↓↓↓

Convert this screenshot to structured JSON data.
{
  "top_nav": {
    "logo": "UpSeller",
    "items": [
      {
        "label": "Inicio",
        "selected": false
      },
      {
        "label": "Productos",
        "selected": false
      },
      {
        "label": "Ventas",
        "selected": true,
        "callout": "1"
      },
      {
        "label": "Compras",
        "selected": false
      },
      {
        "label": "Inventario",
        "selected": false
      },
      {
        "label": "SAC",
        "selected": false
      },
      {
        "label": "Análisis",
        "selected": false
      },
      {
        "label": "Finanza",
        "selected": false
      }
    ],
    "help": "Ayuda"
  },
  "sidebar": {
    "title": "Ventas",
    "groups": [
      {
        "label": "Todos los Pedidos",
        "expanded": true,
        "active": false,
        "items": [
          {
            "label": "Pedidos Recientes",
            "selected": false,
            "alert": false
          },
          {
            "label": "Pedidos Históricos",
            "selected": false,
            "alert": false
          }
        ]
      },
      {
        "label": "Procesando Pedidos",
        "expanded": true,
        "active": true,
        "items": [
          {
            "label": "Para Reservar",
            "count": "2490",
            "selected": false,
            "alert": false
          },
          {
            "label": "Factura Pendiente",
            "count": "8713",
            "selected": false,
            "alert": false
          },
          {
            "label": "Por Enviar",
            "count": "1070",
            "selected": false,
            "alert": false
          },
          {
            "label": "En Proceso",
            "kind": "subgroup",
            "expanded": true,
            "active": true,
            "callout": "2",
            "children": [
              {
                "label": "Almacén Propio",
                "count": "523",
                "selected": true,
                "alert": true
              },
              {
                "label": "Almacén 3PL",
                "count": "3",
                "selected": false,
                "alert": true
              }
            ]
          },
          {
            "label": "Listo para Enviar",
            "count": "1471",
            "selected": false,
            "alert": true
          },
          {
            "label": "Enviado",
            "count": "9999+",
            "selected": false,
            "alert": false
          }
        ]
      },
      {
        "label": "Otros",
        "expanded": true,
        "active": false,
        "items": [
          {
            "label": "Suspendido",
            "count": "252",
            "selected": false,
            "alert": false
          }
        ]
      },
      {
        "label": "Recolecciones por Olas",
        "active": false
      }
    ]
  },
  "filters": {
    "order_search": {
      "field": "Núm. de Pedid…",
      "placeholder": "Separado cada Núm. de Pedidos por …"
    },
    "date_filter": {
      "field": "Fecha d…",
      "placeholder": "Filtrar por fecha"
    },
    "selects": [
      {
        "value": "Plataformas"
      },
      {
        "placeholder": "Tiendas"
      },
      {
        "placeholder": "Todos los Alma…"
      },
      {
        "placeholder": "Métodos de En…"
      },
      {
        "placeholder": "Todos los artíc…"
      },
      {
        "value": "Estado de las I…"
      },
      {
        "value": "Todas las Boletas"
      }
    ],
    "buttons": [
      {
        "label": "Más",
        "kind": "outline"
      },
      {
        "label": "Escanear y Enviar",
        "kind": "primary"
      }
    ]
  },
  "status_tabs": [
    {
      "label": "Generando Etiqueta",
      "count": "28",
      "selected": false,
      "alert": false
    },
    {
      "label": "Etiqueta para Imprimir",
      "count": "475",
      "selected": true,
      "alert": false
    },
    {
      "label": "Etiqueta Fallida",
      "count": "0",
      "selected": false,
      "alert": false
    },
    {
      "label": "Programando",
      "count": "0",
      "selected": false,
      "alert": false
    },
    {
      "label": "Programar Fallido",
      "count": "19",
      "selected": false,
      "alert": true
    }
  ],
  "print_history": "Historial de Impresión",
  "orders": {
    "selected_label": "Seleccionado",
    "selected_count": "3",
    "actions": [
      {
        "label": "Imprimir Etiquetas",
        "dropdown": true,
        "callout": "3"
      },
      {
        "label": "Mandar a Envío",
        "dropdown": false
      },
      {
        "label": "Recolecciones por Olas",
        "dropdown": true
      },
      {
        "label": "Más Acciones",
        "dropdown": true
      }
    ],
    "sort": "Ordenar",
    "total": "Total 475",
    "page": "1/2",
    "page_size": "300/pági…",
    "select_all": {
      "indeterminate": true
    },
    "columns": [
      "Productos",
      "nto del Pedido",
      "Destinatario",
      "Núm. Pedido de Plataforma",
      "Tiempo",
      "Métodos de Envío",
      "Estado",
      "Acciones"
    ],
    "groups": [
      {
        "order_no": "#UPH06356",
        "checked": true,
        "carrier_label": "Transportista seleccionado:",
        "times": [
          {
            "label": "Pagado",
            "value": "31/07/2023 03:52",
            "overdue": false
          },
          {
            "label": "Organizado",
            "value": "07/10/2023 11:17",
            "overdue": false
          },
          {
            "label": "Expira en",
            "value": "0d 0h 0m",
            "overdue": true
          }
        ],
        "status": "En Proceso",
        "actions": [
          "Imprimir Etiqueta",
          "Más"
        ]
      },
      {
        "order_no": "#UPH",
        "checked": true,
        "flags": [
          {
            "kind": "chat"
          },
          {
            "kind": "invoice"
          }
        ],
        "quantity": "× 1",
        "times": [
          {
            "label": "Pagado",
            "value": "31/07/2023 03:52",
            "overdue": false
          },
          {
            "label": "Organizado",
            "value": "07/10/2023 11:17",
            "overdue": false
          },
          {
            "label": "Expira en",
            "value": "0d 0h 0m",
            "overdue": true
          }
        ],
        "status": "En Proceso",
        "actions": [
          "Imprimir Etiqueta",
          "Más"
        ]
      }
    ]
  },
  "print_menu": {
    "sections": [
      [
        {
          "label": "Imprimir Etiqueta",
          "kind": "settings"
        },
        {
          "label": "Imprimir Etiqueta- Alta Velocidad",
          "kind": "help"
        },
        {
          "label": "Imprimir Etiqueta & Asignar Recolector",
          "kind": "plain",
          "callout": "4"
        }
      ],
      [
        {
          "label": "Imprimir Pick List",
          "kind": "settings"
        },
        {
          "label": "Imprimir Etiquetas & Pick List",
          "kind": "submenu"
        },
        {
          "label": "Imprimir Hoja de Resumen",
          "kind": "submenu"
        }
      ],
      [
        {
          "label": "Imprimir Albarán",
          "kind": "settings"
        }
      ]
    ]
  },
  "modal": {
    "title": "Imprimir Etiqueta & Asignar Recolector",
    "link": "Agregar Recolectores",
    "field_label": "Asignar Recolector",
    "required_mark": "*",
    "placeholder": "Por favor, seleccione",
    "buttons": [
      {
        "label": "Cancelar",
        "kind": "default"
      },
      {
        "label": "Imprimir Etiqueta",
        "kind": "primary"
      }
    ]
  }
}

↑↑↑

Find all the lines containing "Pedidos" in the material, then copy them.

        "label": "Todos los Pedidos",
            "label": "Pedidos Recientes",
            "label": "Pedidos Históricos",
        "label": "Procesando Pedidos",
      "placeholder": "Separado cada Núm. de Pedidos por …"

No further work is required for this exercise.